◆ ОПИСАНИЕ ЗАДАЧИ:
Кого, согласно исходному тексту, Филипп вызвал и отправил извлекать трупы?

##### ИСХОДНЫЙ ТЕКСТ

Как, в какое время Я. X. Юровский стал искать новое решение?

В первом случае, в 1920 г., он писал, что, «кончив операцию и оставив охрану», «поехал с докладом в Уралисполком, где нашел Сафарова и Белобородова», и там стал решать вопрос о перезахоронении77. Во втором же случае, в 1934 г., он описывал все подробнее, мотивированнее, иначе:

«Надумали взорвать шахты бомбами, чтобы завалить. Но из этого, разумеется, ничего не вышло. Я увидел, что никаких результатов мы не достигли с похоронами, что так оставлять нельзя и что все надо начинать сначала. А что делать? Куда девать? Часа примерно в два дня я решил поехать в город, т.к. было ясно, что трупы надо извлекать из шахты и куда-то перевозить в другое место, т.к. кроме того, что и слепой бы их обнаружил, место было провалено, ведь люди-то видели, что что-то здесь творилось. Заставы оставил, охрану на месте, взял ценности и уехал. Поехал в облисполком и доложил по начальству сколь все неблагополучно. Т. Сафаров и не помню кто еще послушали, да и так ничего не сказали. Тогда я разыскал Филиппа, указал ему на необходимость переброски трупов в другое место. Когда он согласился, я предложил, чтобы сейчас же отправить людей вытаскивать трупы. Я займусь поиском нового места. Филипп вызвал Ермакова, крепко отругал его и отправил извлекать трупы»78.

##########
##### ЗАПИСИ ДАННЫХ

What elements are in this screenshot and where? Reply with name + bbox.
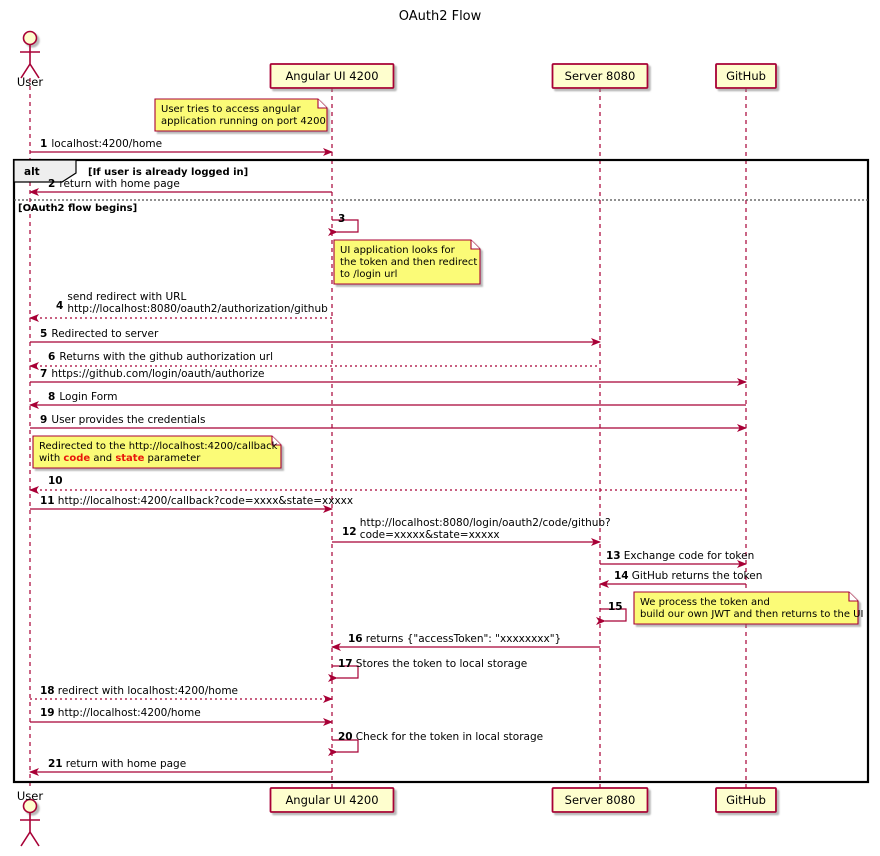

##########
##### ЗАПИСИ ДАННЫХ

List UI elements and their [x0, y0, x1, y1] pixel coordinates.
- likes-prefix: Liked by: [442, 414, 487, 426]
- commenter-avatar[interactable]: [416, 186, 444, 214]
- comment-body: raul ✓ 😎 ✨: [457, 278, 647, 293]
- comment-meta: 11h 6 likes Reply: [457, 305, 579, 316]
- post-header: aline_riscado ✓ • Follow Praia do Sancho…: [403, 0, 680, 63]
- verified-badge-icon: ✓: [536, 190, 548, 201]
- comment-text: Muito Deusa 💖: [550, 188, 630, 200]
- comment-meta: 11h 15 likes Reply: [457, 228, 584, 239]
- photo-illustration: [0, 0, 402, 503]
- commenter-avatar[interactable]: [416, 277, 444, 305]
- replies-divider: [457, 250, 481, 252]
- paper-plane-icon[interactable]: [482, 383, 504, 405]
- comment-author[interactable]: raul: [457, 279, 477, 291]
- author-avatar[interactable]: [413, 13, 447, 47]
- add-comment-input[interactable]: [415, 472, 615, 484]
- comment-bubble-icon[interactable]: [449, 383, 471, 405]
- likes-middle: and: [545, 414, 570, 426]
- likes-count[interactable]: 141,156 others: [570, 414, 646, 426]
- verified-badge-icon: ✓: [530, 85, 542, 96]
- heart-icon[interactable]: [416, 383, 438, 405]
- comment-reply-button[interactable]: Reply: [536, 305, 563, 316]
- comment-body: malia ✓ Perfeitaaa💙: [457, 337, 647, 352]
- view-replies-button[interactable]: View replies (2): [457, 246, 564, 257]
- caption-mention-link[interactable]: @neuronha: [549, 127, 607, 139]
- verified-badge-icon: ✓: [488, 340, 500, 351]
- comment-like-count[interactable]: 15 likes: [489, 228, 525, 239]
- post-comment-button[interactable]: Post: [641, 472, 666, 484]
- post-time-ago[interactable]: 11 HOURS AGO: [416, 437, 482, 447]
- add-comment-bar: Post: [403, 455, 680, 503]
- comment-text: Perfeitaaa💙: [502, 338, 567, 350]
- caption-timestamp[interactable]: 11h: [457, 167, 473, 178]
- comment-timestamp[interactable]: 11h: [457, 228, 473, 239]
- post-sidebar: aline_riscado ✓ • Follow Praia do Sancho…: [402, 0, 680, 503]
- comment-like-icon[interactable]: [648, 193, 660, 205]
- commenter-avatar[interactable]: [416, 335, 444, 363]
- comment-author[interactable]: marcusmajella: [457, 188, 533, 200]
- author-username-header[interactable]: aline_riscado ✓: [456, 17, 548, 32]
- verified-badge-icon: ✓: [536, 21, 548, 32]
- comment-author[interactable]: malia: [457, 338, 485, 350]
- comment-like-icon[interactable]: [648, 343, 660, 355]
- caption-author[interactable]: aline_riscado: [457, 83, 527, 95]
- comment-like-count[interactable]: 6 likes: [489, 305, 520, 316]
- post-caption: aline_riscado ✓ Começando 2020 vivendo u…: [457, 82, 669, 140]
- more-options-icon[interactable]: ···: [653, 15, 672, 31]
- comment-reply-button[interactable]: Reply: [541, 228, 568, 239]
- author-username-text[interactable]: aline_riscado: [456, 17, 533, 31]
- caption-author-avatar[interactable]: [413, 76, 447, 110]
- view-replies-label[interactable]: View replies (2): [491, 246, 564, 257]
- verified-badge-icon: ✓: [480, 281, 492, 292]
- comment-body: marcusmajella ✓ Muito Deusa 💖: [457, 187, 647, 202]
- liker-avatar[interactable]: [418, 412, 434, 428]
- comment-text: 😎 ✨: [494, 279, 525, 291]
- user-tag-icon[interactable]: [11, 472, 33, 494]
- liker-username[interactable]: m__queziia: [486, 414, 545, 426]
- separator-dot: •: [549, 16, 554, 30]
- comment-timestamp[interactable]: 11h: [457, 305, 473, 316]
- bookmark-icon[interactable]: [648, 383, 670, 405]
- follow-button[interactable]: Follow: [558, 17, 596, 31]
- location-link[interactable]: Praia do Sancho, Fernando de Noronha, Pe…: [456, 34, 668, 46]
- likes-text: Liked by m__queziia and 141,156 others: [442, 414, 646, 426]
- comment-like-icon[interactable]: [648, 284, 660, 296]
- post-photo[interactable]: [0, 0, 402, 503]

##########

◆ ОТВЕТ К ЗАДАНИЮ:
Ермакова.